Prompt A: Can you print the mailing-list message on disabling heap-only tuples word for word?

Excerpt:

## START

Re: Disabling Heap-Only Tuples

From: Andres Freund <andres(at)anarazel(dot)de>
To: Robert Haas <robertmhaas(at)gmail(dot)com>
Cc: Alvaro Herrera <alvherre(at)alvh(dot)no-ip(dot)org>, Laurenz Albe <laurenz(dot)albe(at)cybertec(dot)at>, Matthias van de Meent <boekewurm+postgres(at)gmail(dot)com>, Thom Brown <thom(at)linux(dot)com>, PostgreSQL Hackers <pgsql-hackers(at)lists(dot)postgresql(dot)org>
Subject: Re: Disabling Heap-Only Tuples
Date: 2023-09-21 22:33:35
Message-ID: 20230921223335.tumif47d25z5gx6t@awork3.anarazel.de
Views: Raw Message | Whole Thread | Download mbox | Resend email
Thread:
Lists: pgsql-hackers

Hi,

On 2023-09-19 14:50:13 -0400, Robert Haas wrote:
> On Tue, Sep 19, 2023 at 12:56 PM Andres Freund <andres(at)anarazel(dot)de> wrote:
> > Yea, a setting like what's discussed here seems, uh, not particularly useful
> > for achieving the goal of compacting tables. I don't think guiding this
> > through SQL makes a lot of sense. For decent compaction you'd want to scan the
> > table backwards, and move rows from the end to earlier, but stop once
> > everything is filled up. You can somewhat do that from SQL, but it's going to
> > be awkward and slow. I doubt you even want to use the normal UPDATE WAL
> > logging.

## END

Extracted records
## START

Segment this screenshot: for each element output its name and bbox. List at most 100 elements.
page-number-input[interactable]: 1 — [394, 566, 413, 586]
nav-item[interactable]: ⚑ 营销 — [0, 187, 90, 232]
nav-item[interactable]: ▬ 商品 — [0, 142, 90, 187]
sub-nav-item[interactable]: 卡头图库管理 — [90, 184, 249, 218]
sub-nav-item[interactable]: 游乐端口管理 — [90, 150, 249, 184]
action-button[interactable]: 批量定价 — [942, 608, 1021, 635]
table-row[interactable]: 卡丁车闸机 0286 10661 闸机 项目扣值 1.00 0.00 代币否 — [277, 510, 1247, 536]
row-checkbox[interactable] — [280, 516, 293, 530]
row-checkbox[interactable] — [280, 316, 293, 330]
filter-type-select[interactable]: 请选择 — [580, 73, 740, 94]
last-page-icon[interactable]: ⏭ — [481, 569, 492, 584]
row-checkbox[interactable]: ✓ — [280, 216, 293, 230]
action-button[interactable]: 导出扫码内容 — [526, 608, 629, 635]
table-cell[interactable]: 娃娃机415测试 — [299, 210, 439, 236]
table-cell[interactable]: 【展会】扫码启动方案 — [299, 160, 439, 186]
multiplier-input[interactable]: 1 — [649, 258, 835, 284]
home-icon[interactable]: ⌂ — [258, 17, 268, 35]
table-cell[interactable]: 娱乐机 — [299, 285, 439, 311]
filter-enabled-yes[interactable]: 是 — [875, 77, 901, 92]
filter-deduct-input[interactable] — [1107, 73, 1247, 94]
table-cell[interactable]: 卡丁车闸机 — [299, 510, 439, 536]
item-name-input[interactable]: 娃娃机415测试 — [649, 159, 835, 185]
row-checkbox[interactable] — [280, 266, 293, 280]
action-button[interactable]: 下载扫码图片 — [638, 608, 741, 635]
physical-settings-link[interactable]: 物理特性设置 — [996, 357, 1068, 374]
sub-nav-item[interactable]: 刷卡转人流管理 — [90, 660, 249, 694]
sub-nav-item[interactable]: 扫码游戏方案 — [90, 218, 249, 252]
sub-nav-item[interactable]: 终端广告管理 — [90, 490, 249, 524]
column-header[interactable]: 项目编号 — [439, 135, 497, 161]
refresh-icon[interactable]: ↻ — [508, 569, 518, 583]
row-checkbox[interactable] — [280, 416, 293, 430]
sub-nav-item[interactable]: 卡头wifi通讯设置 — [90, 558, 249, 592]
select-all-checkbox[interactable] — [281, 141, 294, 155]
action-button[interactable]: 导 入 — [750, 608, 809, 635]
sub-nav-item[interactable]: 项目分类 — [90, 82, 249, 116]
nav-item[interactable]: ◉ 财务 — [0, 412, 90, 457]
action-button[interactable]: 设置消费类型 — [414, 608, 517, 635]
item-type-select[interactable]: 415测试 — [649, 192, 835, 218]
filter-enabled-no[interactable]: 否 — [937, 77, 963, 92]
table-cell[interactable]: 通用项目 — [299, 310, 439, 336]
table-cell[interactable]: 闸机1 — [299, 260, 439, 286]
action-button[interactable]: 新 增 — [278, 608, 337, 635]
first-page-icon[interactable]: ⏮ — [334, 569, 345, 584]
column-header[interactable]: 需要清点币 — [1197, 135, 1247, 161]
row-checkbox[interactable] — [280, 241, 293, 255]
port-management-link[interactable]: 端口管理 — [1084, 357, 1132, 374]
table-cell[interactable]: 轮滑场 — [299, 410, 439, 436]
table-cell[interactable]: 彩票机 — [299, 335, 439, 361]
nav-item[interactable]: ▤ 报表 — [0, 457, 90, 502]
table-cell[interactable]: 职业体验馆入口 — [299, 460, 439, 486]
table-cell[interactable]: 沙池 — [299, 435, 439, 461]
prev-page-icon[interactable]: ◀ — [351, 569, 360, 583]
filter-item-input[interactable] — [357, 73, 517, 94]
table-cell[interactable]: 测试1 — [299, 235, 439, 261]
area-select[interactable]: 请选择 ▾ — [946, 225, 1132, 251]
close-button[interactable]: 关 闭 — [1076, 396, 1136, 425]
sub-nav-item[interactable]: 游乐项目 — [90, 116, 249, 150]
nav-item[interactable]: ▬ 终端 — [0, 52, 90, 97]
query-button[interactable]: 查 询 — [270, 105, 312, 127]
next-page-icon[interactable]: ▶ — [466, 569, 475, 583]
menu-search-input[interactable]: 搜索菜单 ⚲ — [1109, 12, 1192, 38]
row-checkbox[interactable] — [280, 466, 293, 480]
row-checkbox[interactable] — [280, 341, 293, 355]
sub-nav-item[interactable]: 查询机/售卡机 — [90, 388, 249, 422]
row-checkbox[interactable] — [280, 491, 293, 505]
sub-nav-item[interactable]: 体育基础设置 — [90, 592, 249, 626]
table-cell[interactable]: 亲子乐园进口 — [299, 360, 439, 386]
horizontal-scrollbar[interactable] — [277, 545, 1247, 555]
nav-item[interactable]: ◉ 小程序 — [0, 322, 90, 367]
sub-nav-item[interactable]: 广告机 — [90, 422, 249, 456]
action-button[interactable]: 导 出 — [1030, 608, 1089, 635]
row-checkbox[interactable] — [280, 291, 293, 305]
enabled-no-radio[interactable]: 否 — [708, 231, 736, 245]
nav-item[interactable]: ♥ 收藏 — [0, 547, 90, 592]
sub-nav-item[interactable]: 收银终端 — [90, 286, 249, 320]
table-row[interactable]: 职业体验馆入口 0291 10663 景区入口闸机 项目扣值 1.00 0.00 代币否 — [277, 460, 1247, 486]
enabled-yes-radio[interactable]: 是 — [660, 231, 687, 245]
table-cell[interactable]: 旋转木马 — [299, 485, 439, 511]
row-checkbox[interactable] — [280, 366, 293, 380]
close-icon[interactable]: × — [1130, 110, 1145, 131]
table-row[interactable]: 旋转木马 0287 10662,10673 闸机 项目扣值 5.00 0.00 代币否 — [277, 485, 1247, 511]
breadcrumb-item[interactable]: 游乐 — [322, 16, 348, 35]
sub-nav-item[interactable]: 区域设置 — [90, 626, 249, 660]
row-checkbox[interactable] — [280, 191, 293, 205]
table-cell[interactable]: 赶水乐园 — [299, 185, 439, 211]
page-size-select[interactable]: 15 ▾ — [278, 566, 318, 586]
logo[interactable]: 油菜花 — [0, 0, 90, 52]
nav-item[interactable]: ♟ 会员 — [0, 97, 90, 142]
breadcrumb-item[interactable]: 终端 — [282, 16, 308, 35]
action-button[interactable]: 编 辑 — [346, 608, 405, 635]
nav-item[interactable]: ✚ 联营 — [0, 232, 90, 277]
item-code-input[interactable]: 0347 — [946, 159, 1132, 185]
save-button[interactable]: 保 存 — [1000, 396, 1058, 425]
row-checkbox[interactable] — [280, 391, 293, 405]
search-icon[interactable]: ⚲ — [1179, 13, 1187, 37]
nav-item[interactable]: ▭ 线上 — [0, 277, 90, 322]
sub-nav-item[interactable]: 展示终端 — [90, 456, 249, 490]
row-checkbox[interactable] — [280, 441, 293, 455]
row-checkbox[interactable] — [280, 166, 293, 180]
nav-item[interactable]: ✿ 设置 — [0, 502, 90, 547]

## END

Prompt B: Could you output, word for word, the lines of the listing starting at its first line and ending at the line that contains "sub-nav-item[interactable]: 终端广告管理 —", with both of those lines included?

Task output A:
Re: Disabling Heap-Only Tuples

From: Andres Freund <andres(at)anarazel(dot)de>
To: Robert Haas <robertmhaas(at)gmail(dot)com>
Cc: Alvaro Herrera <alvherre(at)alvh(dot)no-ip(dot)org>, Laurenz Albe <laurenz(dot)albe(at)cybertec(dot)at>, Matthias van de Meent <boekewurm+postgres(at)gmail(dot)com>, Thom Brown <thom(at)linux(dot)com>, PostgreSQL Hackers <pgsql-hackers(at)lists(dot)postgresql(dot)org>
Subject: Re: Disabling Heap-Only Tuples
Date: 2023-09-21 22:33:35
Message-ID: 20230921223335.tumif47d25z5gx6t@awork3.anarazel.de
Views: Raw Message | Whole Thread | Download mbox | Resend email
Thread:
Lists: pgsql-hackers

Hi,

On 2023-09-19 14:50:13 -0400, Robert Haas wrote:
> On Tue, Sep 19, 2023 at 12:56 PM Andres Freund <andres(at)anarazel(dot)de> wrote:
> > Yea, a setting like what's discussed here seems, uh, not particularly useful
> > for achieving the goal of compacting tables. I don't think guiding this
> > through SQL makes a lot of sense. For decent compaction you'd want to scan the
> > table backwards, and move rows from the end to earlier, but stop once
> > everything is filled up. You can somewhat do that from SQL, but it's going to
> > be awkward and slow. I doubt you even want to use the normal UPDATE WAL
> > logging.

Task output B:
Segment this screenshot: for each element output its name and bbox. List at most 100 elements.
page-number-input[interactable]: 1 — [394, 566, 413, 586]
nav-item[interactable]: ⚑ 营销 — [0, 187, 90, 232]
nav-item[interactable]: ▬ 商品 — [0, 142, 90, 187]
sub-nav-item[interactable]: 卡头图库管理 — [90, 184, 249, 218]
sub-nav-item[interactable]: 游乐端口管理 — [90, 150, 249, 184]
action-button[interactable]: 批量定价 — [942, 608, 1021, 635]
table-row[interactable]: 卡丁车闸机 0286 10661 闸机 项目扣值 1.00 0.00 代币否 — [277, 510, 1247, 536]
row-checkbox[interactable] — [280, 516, 293, 530]
row-checkbox[interactable] — [280, 316, 293, 330]
filter-type-select[interactable]: 请选择 — [580, 73, 740, 94]
last-page-icon[interactable]: ⏭ — [481, 569, 492, 584]
row-checkbox[interactable]: ✓ — [280, 216, 293, 230]
action-button[interactable]: 导出扫码内容 — [526, 608, 629, 635]
table-cell[interactable]: 娃娃机415测试 — [299, 210, 439, 236]
table-cell[interactable]: 【展会】扫码启动方案 — [299, 160, 439, 186]
multiplier-input[interactable]: 1 — [649, 258, 835, 284]
home-icon[interactable]: ⌂ — [258, 17, 268, 35]
table-cell[interactable]: 娱乐机 — [299, 285, 439, 311]
filter-enabled-yes[interactable]: 是 — [875, 77, 901, 92]
filter-deduct-input[interactable] — [1107, 73, 1247, 94]
table-cell[interactable]: 卡丁车闸机 — [299, 510, 439, 536]
item-name-input[interactable]: 娃娃机415测试 — [649, 159, 835, 185]
row-checkbox[interactable] — [280, 266, 293, 280]
action-button[interactable]: 下载扫码图片 — [638, 608, 741, 635]
physical-settings-link[interactable]: 物理特性设置 — [996, 357, 1068, 374]
sub-nav-item[interactable]: 刷卡转人流管理 — [90, 660, 249, 694]
sub-nav-item[interactable]: 扫码游戏方案 — [90, 218, 249, 252]
sub-nav-item[interactable]: 终端广告管理 — [90, 490, 249, 524]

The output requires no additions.